__Given records__
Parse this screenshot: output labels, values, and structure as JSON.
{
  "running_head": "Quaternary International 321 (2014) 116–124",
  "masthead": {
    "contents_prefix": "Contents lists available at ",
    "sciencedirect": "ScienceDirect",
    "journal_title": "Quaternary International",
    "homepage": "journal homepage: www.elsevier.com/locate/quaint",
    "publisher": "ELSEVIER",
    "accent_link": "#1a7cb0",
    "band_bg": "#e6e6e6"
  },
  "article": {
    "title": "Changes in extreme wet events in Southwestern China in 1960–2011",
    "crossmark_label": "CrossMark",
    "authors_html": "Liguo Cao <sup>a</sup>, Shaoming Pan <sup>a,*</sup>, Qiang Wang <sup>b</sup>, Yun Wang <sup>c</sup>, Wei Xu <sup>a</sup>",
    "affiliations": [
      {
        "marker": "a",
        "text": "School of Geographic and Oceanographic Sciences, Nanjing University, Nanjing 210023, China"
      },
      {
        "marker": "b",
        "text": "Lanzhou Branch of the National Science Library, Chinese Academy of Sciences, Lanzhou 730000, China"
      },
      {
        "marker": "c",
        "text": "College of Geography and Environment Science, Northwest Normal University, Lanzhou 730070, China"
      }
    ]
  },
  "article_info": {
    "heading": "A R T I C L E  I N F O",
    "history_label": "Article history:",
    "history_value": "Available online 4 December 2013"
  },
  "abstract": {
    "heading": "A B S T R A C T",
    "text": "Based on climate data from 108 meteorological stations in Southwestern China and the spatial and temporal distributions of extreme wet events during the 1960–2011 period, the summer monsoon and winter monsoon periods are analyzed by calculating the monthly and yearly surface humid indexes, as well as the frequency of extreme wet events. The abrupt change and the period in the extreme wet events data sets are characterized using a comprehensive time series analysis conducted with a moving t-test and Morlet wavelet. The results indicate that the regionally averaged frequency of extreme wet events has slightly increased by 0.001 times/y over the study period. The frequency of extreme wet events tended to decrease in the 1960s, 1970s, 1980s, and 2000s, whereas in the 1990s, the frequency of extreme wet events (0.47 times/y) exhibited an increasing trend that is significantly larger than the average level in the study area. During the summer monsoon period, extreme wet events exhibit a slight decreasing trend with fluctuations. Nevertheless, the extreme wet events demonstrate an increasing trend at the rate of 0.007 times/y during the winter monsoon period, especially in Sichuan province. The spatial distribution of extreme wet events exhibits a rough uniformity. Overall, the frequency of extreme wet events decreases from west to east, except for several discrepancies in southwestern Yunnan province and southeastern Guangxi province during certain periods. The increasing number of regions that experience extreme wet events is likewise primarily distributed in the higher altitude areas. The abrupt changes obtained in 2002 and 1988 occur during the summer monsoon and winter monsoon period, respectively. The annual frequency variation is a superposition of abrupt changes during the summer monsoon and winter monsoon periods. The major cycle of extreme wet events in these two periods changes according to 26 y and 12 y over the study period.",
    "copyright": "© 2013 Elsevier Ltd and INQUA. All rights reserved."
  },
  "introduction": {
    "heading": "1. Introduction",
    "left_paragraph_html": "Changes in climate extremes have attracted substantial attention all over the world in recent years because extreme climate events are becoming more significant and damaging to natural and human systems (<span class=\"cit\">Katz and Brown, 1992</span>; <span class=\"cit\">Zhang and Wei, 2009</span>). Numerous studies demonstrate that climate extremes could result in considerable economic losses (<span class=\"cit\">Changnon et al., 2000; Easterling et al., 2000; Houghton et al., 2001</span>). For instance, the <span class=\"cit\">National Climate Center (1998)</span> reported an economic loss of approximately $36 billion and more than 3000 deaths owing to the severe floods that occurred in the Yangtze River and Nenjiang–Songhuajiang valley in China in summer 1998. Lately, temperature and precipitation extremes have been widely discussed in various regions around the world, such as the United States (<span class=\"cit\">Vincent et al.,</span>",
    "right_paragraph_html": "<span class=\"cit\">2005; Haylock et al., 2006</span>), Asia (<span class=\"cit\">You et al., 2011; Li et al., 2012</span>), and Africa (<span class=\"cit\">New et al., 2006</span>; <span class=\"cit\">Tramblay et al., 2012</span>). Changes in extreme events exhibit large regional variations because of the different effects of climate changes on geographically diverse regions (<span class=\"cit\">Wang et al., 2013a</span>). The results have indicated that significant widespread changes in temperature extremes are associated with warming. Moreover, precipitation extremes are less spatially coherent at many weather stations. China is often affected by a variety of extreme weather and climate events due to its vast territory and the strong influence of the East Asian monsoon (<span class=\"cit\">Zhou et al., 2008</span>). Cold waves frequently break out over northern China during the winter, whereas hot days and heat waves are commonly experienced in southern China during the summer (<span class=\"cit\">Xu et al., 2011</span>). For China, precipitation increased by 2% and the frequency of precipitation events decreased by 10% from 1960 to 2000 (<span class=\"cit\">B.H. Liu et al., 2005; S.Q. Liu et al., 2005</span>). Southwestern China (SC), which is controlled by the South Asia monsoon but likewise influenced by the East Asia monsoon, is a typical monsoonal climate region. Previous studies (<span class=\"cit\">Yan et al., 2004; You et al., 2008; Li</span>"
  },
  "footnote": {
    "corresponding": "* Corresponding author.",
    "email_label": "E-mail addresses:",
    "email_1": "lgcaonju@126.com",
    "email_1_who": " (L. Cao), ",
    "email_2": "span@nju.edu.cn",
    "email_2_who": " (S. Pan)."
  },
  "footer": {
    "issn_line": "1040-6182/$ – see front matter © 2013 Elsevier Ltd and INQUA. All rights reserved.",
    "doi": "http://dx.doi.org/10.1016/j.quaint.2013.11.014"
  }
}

__Request__
Return all the data above once more, precisely as given.

__Expected answer__
Parse this screenshot: output labels, values, and structure as JSON.
{
  "running_head": "Quaternary International 321 (2014) 116–124",
  "masthead": {
    "contents_prefix": "Contents lists available at ",
    "sciencedirect": "ScienceDirect",
    "journal_title": "Quaternary International",
    "homepage": "journal homepage: www.elsevier.com/locate/quaint",
    "publisher": "ELSEVIER",
    "accent_link": "#1a7cb0",
    "band_bg": "#e6e6e6"
  },
  "article": {
    "title": "Changes in extreme wet events in Southwestern China in 1960–2011",
    "crossmark_label": "CrossMark",
    "authors_html": "Liguo Cao <sup>a</sup>, Shaoming Pan <sup>a,*</sup>, Qiang Wang <sup>b</sup>, Yun Wang <sup>c</sup>, Wei Xu <sup>a</sup>",
    "affiliations": [
      {
        "marker": "a",
        "text": "School of Geographic and Oceanographic Sciences, Nanjing University, Nanjing 210023, China"
      },
      {
        "marker": "b",
        "text": "Lanzhou Branch of the National Science Library, Chinese Academy of Sciences, Lanzhou 730000, China"
      },
      {
        "marker": "c",
        "text": "College of Geography and Environment Science, Northwest Normal University, Lanzhou 730070, China"
      }
    ]
  },
  "article_info": {
    "heading": "A R T I C L E  I N F O",
    "history_label": "Article history:",
    "history_value": "Available online 4 December 2013"
  },
  "abstract": {
    "heading": "A B S T R A C T",
    "text": "Based on climate data from 108 meteorological stations in Southwestern China and the spatial and temporal distributions of extreme wet events during the 1960–2011 period, the summer monsoon and winter monsoon periods are analyzed by calculating the monthly and yearly surface humid indexes, as well as the frequency of extreme wet events. The abrupt change and the period in the extreme wet events data sets are characterized using a comprehensive time series analysis conducted with a moving t-test and Morlet wavelet. The results indicate that the regionally averaged frequency of extreme wet events has slightly increased by 0.001 times/y over the study period. The frequency of extreme wet events tended to decrease in the 1960s, 1970s, 1980s, and 2000s, whereas in the 1990s, the frequency of extreme wet events (0.47 times/y) exhibited an increasing trend that is significantly larger than the average level in the study area. During the summer monsoon period, extreme wet events exhibit a slight decreasing trend with fluctuations. Nevertheless, the extreme wet events demonstrate an increasing trend at the rate of 0.007 times/y during the winter monsoon period, especially in Sichuan province. The spatial distribution of extreme wet events exhibits a rough uniformity. Overall, the frequency of extreme wet events decreases from west to east, except for several discrepancies in southwestern Yunnan province and southeastern Guangxi province during certain periods. The increasing number of regions that experience extreme wet events is likewise primarily distributed in the higher altitude areas. The abrupt changes obtained in 2002 and 1988 occur during the summer monsoon and winter monsoon period, respectively. The annual frequency variation is a superposition of abrupt changes during the summer monsoon and winter monsoon periods. The major cycle of extreme wet events in these two periods changes according to 26 y and 12 y over the study period.",
    "copyright": "© 2013 Elsevier Ltd and INQUA. All rights reserved."
  },
  "introduction": {
    "heading": "1. Introduction",
    "left_paragraph_html": "Changes in climate extremes have attracted substantial attention all over the world in recent years because extreme climate events are becoming more significant and damaging to natural and human systems (<span class=\"cit\">Katz and Brown, 1992</span>; <span class=\"cit\">Zhang and Wei, 2009</span>). Numerous studies demonstrate that climate extremes could result in considerable economic losses (<span class=\"cit\">Changnon et al., 2000; Easterling et al., 2000; Houghton et al., 2001</span>). For instance, the <span class=\"cit\">National Climate Center (1998)</span> reported an economic loss of approximately $36 billion and more than 3000 deaths owing to the severe floods that occurred in the Yangtze River and Nenjiang–Songhuajiang valley in China in summer 1998. Lately, temperature and precipitation extremes have been widely discussed in various regions around the world, such as the United States (<span class=\"cit\">Vincent et al.,</span>",
    "right_paragraph_html": "<span class=\"cit\">2005; Haylock et al., 2006</span>), Asia (<span class=\"cit\">You et al., 2011; Li et al., 2012</span>), and Africa (<span class=\"cit\">New et al., 2006</span>; <span class=\"cit\">Tramblay et al., 2012</span>). Changes in extreme events exhibit large regional variations because of the different effects of climate changes on geographically diverse regions (<span class=\"cit\">Wang et al., 2013a</span>). The results have indicated that significant widespread changes in temperature extremes are associated with warming. Moreover, precipitation extremes are less spatially coherent at many weather stations. China is often affected by a variety of extreme weather and climate events due to its vast territory and the strong influence of the East Asian monsoon (<span class=\"cit\">Zhou et al., 2008</span>). Cold waves frequently break out over northern China during the winter, whereas hot days and heat waves are commonly experienced in southern China during the summer (<span class=\"cit\">Xu et al., 2011</span>). For China, precipitation increased by 2% and the frequency of precipitation events decreased by 10% from 1960 to 2000 (<span class=\"cit\">B.H. Liu et al., 2005; S.Q. Liu et al., 2005</span>). Southwestern China (SC), which is controlled by the South Asia monsoon but likewise influenced by the East Asia monsoon, is a typical monsoonal climate region. Previous studies (<span class=\"cit\">Yan et al., 2004; You et al., 2008; Li</span>"
  },
  "footnote": {
    "corresponding": "* Corresponding author.",
    "email_label": "E-mail addresses:",
    "email_1": "lgcaonju@126.com",
    "email_1_who": " (L. Cao), ",
    "email_2": "span@nju.edu.cn",
    "email_2_who": " (S. Pan)."
  },
  "footer": {
    "issn_line": "1040-6182/$ – see front matter © 2013 Elsevier Ltd and INQUA. All rights reserved.",
    "doi": "http://dx.doi.org/10.1016/j.quaint.2013.11.014"
  }
}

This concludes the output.